Written task: Copy each line of the material below that includes the string "screenshot".

[Entries with figure data]
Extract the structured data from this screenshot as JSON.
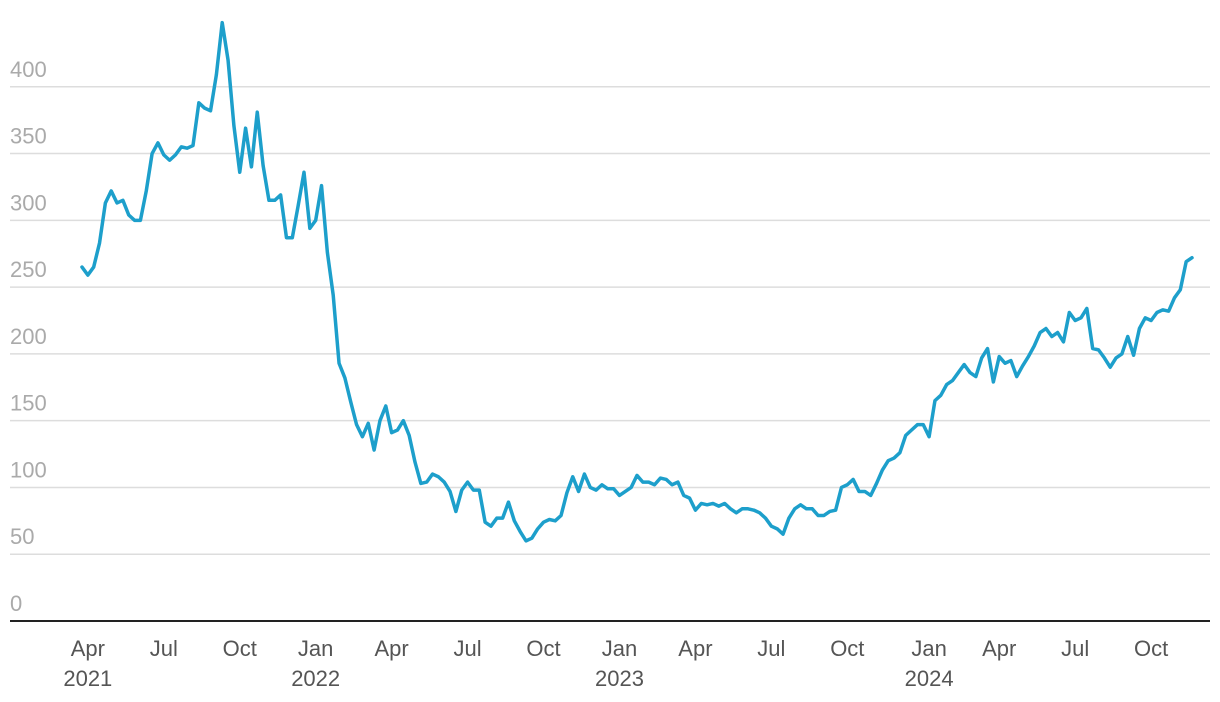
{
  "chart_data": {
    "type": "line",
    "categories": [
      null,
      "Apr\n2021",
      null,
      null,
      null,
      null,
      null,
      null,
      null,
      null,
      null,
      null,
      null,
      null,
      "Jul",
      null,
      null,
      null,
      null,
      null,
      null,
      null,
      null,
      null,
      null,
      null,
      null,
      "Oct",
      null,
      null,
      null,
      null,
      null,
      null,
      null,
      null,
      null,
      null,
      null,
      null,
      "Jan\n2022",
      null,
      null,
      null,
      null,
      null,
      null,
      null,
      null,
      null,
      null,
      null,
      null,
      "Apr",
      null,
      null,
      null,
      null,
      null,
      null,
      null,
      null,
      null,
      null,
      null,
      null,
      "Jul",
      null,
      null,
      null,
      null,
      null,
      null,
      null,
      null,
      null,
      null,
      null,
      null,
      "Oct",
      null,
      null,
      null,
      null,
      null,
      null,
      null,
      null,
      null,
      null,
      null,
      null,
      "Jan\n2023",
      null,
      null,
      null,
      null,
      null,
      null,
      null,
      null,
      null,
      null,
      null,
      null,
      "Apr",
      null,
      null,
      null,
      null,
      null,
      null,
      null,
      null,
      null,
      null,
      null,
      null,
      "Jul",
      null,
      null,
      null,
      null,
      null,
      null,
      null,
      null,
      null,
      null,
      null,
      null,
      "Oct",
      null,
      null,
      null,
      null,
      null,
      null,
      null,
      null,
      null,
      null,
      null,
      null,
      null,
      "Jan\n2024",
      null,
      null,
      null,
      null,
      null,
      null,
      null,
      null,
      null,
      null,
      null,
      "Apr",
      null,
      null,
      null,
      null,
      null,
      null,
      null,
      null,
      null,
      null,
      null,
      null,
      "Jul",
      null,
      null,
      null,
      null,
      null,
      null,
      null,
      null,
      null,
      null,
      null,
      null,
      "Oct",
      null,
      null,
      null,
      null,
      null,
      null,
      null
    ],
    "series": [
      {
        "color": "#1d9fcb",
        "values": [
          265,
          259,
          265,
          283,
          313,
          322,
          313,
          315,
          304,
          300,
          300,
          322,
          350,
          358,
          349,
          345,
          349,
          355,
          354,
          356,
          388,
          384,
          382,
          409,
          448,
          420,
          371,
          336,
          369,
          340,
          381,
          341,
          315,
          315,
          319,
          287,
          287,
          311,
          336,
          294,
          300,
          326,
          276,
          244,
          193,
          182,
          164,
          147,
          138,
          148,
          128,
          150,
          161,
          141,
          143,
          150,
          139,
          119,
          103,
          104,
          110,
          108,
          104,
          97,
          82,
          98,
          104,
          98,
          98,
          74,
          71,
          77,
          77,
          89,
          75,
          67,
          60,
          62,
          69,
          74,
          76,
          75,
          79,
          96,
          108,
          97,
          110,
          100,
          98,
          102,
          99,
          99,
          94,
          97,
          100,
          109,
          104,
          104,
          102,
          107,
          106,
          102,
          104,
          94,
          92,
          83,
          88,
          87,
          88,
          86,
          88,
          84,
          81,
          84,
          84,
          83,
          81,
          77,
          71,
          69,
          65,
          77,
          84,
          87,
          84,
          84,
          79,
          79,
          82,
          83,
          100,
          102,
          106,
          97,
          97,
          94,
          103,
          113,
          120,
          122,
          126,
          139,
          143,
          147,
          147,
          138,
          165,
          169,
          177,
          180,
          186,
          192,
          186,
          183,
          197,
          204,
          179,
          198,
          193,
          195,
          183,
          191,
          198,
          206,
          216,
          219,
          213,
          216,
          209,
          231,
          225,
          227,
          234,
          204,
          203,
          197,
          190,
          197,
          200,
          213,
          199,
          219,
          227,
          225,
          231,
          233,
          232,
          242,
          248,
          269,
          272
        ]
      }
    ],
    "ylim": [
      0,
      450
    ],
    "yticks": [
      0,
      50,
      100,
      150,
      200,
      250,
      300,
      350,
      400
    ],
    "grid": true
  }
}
---
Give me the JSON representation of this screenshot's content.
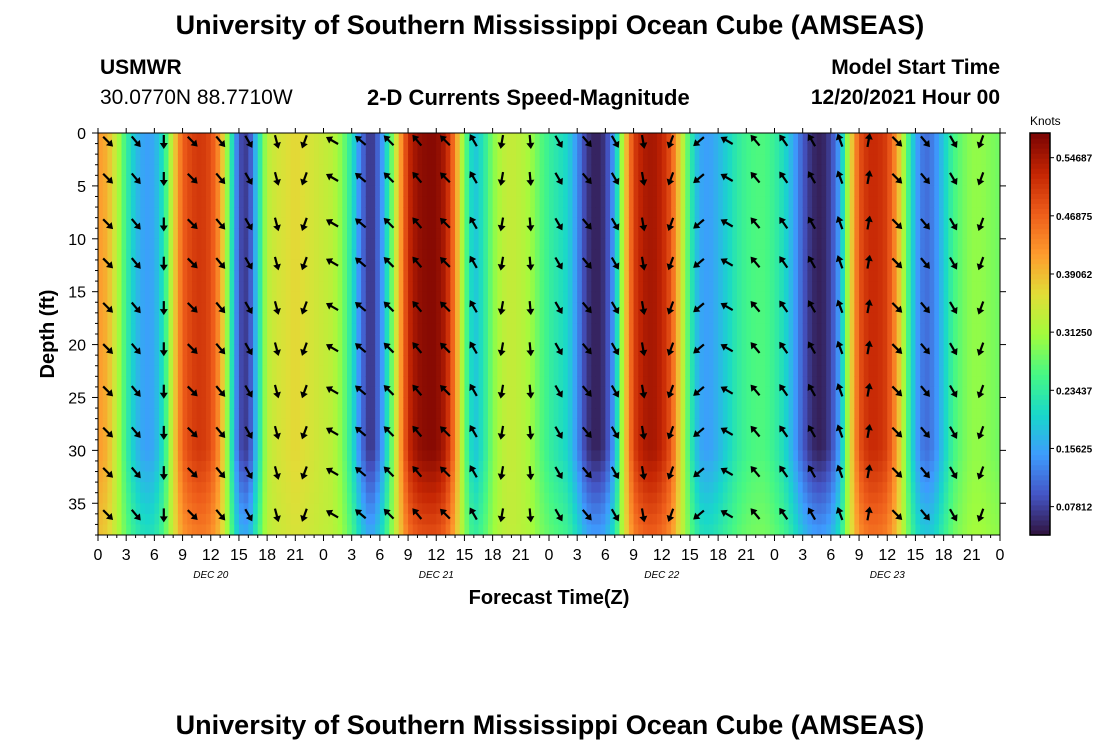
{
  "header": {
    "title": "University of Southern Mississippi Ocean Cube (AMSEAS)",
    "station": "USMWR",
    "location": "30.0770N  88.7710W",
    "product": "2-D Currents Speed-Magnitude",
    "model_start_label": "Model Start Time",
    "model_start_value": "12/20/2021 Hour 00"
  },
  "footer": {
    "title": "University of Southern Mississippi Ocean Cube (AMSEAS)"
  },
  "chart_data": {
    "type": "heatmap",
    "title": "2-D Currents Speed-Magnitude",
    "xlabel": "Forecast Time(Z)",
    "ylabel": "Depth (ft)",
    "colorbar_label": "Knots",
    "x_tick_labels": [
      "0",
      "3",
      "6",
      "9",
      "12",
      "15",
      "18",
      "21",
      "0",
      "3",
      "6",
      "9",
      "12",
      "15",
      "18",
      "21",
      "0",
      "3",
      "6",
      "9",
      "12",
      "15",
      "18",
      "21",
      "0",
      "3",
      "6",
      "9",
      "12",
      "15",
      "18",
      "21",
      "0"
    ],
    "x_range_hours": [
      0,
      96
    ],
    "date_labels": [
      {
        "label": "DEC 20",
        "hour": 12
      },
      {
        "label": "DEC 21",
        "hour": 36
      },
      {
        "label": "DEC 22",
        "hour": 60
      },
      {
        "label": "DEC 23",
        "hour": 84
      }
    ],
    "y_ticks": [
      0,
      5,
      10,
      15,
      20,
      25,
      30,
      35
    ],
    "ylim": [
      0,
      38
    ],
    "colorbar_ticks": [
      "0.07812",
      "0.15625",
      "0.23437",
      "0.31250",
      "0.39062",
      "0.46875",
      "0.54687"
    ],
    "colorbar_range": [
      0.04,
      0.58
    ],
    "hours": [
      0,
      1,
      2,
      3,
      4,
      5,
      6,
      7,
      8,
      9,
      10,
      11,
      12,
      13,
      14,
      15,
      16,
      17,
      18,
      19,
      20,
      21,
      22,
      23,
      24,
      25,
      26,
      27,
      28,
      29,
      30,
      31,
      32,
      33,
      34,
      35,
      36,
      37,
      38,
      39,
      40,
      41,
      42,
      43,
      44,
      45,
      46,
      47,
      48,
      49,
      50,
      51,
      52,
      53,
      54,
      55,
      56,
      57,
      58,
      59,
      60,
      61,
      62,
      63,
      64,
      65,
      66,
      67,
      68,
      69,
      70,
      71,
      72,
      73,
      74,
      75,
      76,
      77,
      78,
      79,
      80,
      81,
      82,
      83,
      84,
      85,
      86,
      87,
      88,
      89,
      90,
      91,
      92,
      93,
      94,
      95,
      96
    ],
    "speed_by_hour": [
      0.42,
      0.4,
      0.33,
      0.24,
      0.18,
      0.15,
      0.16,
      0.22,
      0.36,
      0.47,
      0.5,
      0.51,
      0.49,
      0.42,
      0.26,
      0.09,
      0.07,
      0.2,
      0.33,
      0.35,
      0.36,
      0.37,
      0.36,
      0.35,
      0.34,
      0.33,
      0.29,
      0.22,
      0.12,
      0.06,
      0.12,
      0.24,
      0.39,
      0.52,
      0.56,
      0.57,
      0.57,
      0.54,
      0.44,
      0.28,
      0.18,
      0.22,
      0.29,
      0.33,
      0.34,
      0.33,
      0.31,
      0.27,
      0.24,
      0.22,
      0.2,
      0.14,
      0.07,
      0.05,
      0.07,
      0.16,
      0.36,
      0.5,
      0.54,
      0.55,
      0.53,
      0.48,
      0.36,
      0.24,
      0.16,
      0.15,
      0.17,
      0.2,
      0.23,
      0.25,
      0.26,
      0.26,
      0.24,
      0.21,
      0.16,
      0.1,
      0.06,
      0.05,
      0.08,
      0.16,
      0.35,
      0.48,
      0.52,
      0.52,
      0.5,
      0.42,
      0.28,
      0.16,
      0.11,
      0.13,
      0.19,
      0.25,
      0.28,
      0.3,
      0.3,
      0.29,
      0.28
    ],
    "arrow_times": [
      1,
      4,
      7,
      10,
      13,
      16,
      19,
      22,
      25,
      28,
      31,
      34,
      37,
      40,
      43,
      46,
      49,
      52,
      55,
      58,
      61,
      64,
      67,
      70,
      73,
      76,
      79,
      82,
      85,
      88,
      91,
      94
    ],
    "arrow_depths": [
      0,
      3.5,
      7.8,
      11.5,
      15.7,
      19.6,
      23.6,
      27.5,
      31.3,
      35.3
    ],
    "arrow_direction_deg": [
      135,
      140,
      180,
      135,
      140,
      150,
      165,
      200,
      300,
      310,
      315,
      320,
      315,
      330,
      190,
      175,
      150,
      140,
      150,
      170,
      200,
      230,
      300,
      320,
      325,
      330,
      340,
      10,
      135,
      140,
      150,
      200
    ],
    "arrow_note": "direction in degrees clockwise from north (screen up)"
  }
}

Exercise output:
Extract the structured data from this screenshot as JSON.
Give me the JSON representation of this screenshot's content.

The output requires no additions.